— Start Reading passage —

ZW(N)J in Indic scripts (was Re: Re: What constitutes "character" ? New Problem)

From: Marco Cimarosti (marco.cimarosti@essetre.it)
Date: Fri Nov 23 2001 - 09:10:56 EST


John Hudson wrote on Nov 10 2001:
> At 13:19 11/10/2001, Dhrubajyoti Banerjee wrote:
>
> >>Would somebody tell me what a ZWJ control is and how to include it in
> >>documents i create for Unicode compliant softwares.
> >>
> >>Please comment on the above and give a possible solution.
> >
> >ZWJ is the Zero Width Joiner and prevents the joining of consecutive
> >characters on output.
>
> I think mean ZWNJ (Zero Width Non Joiner) if you wish to prevent the
> joining of consecutive characters on output.

— End Reading passage —
— Start Data provided —

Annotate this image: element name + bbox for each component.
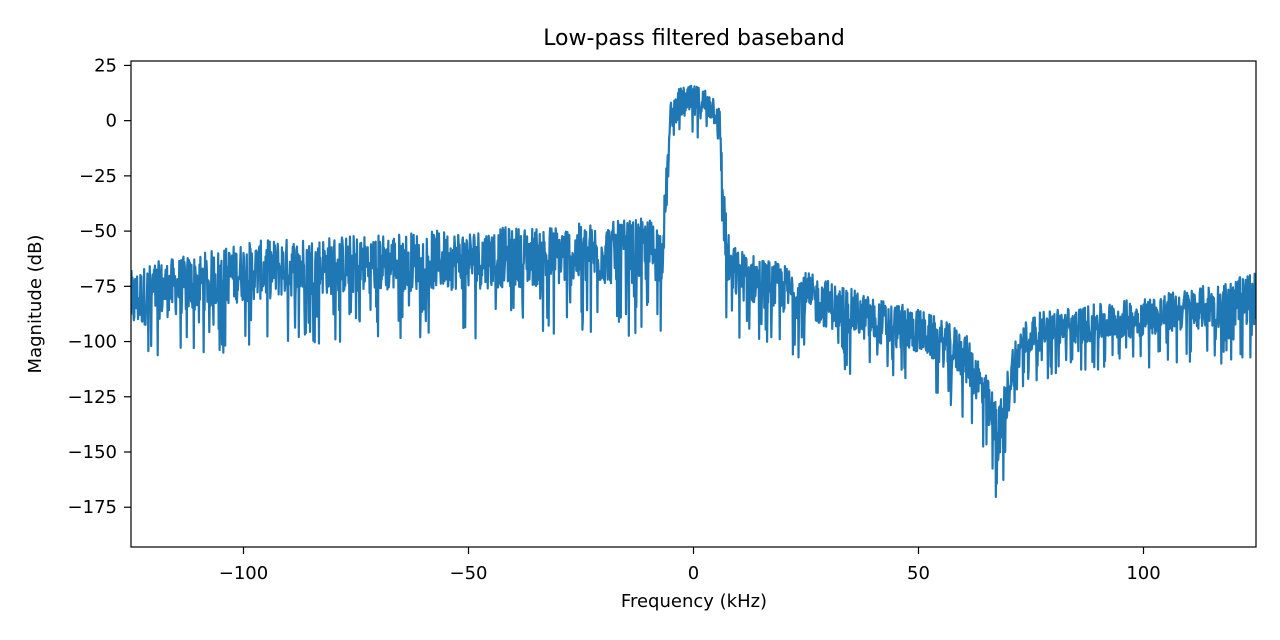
x-tick-label: 100 (1126, 563, 1160, 584)
x-axis-title: Frequency (kHz) (621, 591, 767, 612)
series-line-0 (131, 84, 1256, 498)
y-tick-label: −125 (68, 387, 117, 408)
chart-title: Low-pass filtered baseband (543, 26, 845, 51)
y-axis-title: Magnitude (dB) (25, 235, 46, 374)
y-tick-label: −100 (68, 332, 117, 353)
x-tick-label: 0 (688, 563, 699, 584)
y-tick-label: −175 (68, 497, 117, 518)
y-tick-label: 25 (94, 55, 117, 76)
y-tick-label: −25 (79, 166, 117, 187)
x-tick-label: 50 (907, 563, 930, 584)
x-axis: −100 −50 0 50 100 (219, 547, 1161, 584)
x-tick-label: −100 (219, 563, 268, 584)
x-tick-label: −50 (450, 563, 488, 584)
series-layer (131, 84, 1256, 498)
y-tick-label: −150 (68, 442, 117, 463)
y-tick-label: −50 (79, 221, 117, 242)
y-tick-label: 0 (106, 111, 117, 132)
y-tick-label: −75 (79, 276, 117, 297)
y-axis: 25 0 −25 −50 −75 −100 −125 −150 −175 (68, 55, 131, 518)
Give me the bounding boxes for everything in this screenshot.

— End Data provided —

Given problem A:
Translate this sentence from the mailing list post on zero-width joiners into Spanish: "Please comment on the above and give a possible solution."
Given problem B:
Extend the mailing list post on zero-width joiners from the point where it stops.
The material has no connection to the text.

Written answer A:
Por favor, comenten lo anterior y den una posible solución.

Written answer B:
>
> Regarding the data sorting issue you raised, I believe the ZWNJ should be
> ignored in all data sorting: it is a formatting control character.

Sorry for coming back on this issue so late, and sorry if the issue has
already been dealt with.

In Unicode Indic scripts, both ZWJ and ZWNJ have special meanings:

Encoding: consonant + virama + ZWJ
Displays: half_consonant

Encoding: consonant1 + virama + ZWJ consonant2
Displays: half_consonant1 + full_consonant2

Encoding: consonant1 + virama + ZWNJ + consonant2
Displays: full_consonant1 + virama + full_consonant2

So, ZWJ mandates a half form (no ligature allowed), while ZWNJ mandates a
visible virama glyph.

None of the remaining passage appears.